Set problem
Starting at the beginning of the records and ending at the line that contains "accessibility-shortcut-icon[interactable] [216,0,234,24]", put those lines, and only those, into a numbered list, leaving out any blank lines.

Information shown
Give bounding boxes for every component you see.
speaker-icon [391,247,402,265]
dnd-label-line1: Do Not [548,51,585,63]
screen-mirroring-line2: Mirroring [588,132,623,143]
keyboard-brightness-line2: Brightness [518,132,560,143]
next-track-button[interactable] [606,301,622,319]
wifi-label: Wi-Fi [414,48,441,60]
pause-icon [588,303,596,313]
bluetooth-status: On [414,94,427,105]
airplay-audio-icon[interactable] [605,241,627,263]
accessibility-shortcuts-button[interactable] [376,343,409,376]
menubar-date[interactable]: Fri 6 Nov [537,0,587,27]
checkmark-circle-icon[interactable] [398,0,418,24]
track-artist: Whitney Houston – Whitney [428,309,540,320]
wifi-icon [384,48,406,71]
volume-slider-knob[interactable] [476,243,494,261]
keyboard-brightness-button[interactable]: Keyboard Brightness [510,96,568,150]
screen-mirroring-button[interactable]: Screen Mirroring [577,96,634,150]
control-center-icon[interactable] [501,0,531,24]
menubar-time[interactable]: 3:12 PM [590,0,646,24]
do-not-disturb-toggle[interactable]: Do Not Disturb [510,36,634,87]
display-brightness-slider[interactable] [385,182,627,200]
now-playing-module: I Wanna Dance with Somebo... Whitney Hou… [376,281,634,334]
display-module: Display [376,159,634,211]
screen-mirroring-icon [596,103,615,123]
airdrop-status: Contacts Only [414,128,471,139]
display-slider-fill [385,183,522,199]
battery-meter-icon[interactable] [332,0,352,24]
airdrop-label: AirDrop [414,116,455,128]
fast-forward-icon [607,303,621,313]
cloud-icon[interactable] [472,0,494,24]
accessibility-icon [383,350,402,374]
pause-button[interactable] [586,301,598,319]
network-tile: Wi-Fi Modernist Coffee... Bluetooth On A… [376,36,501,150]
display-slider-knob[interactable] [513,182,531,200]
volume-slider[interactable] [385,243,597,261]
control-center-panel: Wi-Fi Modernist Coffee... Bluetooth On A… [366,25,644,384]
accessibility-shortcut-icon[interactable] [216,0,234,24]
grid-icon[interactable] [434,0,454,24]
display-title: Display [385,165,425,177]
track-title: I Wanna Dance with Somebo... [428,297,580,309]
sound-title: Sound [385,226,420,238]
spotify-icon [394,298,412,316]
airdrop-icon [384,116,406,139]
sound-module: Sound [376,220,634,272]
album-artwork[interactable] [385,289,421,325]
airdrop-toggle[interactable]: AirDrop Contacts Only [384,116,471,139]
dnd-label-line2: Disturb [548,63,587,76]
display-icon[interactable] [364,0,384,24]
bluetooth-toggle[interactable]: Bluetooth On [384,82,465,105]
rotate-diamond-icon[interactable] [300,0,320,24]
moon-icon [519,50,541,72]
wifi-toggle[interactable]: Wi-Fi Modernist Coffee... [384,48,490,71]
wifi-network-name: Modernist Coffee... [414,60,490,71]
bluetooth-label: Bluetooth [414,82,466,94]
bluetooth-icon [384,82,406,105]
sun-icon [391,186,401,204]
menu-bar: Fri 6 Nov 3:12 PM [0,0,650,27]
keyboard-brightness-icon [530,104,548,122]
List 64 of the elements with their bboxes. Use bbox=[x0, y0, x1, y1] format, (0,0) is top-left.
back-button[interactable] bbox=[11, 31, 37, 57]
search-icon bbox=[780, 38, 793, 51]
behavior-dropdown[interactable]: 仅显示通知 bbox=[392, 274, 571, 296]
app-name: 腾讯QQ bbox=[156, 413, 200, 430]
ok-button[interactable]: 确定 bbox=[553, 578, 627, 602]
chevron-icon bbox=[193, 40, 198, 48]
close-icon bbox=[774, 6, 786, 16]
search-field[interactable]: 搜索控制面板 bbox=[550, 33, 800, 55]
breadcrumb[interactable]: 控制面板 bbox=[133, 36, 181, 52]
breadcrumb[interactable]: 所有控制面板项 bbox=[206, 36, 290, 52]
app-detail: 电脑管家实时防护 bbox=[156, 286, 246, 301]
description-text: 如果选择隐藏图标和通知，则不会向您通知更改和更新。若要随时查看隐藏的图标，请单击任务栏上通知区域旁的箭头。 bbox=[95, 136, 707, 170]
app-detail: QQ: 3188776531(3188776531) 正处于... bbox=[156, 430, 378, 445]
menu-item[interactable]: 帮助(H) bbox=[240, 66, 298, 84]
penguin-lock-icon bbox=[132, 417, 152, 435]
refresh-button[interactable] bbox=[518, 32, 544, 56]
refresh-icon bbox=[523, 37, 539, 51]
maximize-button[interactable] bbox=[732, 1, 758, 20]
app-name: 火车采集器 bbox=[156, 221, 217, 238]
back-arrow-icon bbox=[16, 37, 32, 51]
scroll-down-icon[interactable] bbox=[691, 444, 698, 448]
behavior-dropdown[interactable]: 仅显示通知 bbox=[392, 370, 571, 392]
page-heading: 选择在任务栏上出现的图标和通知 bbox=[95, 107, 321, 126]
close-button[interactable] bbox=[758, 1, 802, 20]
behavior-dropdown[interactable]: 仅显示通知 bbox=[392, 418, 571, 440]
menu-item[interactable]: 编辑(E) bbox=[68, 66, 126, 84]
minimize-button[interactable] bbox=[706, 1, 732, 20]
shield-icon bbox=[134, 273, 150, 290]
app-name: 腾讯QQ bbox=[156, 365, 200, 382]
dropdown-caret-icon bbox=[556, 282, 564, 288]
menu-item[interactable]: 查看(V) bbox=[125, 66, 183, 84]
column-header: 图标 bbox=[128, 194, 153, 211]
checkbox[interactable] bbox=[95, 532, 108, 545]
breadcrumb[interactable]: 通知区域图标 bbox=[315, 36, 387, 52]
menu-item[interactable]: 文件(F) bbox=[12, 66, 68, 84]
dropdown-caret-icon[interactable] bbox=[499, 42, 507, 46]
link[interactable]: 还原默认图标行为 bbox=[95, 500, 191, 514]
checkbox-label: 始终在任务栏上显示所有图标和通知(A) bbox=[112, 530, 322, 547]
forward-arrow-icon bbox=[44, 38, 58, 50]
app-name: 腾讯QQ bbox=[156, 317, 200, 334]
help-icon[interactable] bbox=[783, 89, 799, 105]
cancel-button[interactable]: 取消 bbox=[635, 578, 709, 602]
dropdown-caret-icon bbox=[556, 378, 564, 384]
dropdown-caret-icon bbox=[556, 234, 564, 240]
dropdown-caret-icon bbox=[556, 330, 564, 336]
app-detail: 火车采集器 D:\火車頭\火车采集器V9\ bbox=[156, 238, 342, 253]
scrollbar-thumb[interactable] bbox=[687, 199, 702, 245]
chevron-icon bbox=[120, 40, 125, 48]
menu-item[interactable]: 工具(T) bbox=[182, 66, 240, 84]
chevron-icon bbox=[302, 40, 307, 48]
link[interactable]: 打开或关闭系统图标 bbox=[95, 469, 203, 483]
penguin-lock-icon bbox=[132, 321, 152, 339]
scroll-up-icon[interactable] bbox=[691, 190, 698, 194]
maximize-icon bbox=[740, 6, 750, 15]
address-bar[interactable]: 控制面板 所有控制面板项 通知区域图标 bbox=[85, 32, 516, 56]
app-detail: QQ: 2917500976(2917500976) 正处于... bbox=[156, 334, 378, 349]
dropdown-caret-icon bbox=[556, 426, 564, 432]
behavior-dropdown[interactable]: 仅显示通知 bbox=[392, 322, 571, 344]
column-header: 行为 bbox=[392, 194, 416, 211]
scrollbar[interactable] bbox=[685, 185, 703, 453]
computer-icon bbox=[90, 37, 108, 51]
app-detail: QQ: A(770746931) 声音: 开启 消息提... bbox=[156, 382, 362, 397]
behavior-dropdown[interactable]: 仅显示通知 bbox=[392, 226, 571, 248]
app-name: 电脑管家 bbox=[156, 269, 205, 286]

Solution for this task
1. Give bounding boxes for every component you see.
2. speaker-icon [391,247,402,265]
3. dnd-label-line1: Do Not [548,51,585,63]
4. screen-mirroring-line2: Mirroring [588,132,623,143]
5. keyboard-brightness-line2: Brightness [518,132,560,143]
6. next-track-button[interactable] [606,301,622,319]
7. wifi-label: Wi-Fi [414,48,441,60]
8. pause-icon [588,303,596,313]
9. bluetooth-status: On [414,94,427,105]
10. airplay-audio-icon[interactable] [605,241,627,263]
11. accessibility-shortcuts-button[interactable] [376,343,409,376]
12. menubar-date[interactable]: Fri 6 Nov [537,0,587,27]
13. checkmark-circle-icon[interactable] [398,0,418,24]
14. track-artist: Whitney Houston – Whitney [428,309,540,320]
15. wifi-icon [384,48,406,71]
16. volume-slider-knob[interactable] [476,243,494,261]
17. keyboard-brightness-button[interactable]: Keyboard Brightness [510,96,568,150]
18. screen-mirroring-button[interactable]: Screen Mirroring [577,96,634,150]
19. control-center-icon[interactable] [501,0,531,24]
20. menubar-time[interactable]: 3:12 PM [590,0,646,24]
21. do-not-disturb-toggle[interactable]: Do Not Disturb [510,36,634,87]
22. display-brightness-slider[interactable] [385,182,627,200]
23. now-playing-module: I Wanna Dance with Somebo... Whitney Hou… [376,281,634,334]
24. display-module: Display [376,159,634,211]
25. screen-mirroring-icon [596,103,615,123]
26. airdrop-status: Contacts Only [414,128,471,139]
27. display-slider-fill [385,183,522,199]
28. battery-meter-icon[interactable] [332,0,352,24]
29. airdrop-label: AirDrop [414,116,455,128]
30. fast-forward-icon [607,303,621,313]
31. cloud-icon[interactable] [472,0,494,24]
32. accessibility-icon [383,350,402,374]
33. pause-button[interactable] [586,301,598,319]
34. network-tile: Wi-Fi Modernist Coffee... Bluetooth On A… [376,36,501,150]
35. display-slider-knob[interactable] [513,182,531,200]
36. volume-slider[interactable] [385,243,597,261]
37. control-center-panel: Wi-Fi Modernist Coffee... Bluetooth On A… [366,25,644,384]
38. accessibility-shortcut-icon[interactable] [216,0,234,24]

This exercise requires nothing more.